### EXERCISE OBJECTIVE
Where does the string "monitor" appear in the records? Copy every line that contains it.

### EXTRACTED ENTRIES
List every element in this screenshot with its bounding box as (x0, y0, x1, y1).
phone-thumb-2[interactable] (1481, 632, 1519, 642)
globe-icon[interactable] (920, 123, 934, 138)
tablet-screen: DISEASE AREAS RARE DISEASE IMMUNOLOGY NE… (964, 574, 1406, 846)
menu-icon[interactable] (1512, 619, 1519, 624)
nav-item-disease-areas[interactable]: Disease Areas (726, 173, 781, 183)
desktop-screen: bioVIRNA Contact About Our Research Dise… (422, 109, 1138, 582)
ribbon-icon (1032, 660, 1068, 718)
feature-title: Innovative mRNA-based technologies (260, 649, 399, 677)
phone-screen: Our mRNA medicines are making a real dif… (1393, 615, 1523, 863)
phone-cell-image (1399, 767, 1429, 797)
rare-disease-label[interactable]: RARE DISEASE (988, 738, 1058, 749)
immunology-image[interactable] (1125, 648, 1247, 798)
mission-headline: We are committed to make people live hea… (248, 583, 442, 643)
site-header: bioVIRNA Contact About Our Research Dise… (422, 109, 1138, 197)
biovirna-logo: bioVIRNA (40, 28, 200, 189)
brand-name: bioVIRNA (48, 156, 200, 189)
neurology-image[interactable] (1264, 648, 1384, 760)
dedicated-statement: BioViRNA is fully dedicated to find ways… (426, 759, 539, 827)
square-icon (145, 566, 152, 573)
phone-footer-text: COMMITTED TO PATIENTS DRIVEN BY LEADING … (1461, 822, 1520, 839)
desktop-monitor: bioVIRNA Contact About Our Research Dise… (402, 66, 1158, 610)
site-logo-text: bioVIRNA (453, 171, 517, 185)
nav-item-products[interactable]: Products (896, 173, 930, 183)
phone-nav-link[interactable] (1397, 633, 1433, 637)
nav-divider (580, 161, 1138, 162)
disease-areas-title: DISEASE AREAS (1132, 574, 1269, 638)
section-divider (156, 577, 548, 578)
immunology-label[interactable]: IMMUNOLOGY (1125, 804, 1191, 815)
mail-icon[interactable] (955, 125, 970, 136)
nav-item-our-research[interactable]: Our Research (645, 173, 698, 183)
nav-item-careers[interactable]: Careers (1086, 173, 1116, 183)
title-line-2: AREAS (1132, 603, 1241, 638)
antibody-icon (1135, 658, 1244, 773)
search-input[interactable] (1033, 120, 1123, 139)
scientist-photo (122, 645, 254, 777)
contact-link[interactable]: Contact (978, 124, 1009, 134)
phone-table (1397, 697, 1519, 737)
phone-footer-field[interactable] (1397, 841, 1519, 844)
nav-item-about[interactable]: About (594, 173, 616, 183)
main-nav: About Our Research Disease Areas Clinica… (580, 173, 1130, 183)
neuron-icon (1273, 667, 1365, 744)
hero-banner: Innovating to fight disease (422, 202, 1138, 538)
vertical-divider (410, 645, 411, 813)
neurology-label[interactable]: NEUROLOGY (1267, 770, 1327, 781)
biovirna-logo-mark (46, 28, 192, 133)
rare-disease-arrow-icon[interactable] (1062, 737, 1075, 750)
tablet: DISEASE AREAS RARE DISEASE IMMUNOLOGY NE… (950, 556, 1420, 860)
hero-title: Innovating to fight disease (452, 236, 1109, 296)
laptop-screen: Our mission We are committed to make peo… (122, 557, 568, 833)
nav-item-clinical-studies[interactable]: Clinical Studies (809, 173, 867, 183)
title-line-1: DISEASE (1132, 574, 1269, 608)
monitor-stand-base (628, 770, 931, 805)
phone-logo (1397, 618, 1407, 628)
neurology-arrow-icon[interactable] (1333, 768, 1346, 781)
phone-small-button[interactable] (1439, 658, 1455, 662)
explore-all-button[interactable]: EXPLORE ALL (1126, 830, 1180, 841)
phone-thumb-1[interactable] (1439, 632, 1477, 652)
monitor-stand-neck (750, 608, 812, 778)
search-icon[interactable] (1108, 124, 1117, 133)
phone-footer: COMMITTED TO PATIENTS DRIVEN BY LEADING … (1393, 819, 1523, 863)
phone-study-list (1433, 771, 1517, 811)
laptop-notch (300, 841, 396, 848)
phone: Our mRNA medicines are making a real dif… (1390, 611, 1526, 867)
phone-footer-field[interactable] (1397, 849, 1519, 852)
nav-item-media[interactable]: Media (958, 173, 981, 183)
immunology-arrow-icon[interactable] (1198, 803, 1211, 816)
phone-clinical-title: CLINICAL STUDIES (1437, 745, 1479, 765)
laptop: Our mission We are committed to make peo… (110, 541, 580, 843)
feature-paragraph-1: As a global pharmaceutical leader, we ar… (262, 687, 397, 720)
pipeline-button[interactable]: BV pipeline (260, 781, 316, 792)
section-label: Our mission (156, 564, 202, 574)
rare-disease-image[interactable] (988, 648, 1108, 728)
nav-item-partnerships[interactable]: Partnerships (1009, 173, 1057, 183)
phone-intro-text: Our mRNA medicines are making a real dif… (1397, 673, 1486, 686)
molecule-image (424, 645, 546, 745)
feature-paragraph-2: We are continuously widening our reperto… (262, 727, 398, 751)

### ANSWER FOR THE TASK
desktop-monitor: bioVIRNA Contact About Our Research Dise… (402, 66, 1158, 610)
monitor-stand-base (628, 770, 931, 805)
monitor-stand-neck (750, 608, 812, 778)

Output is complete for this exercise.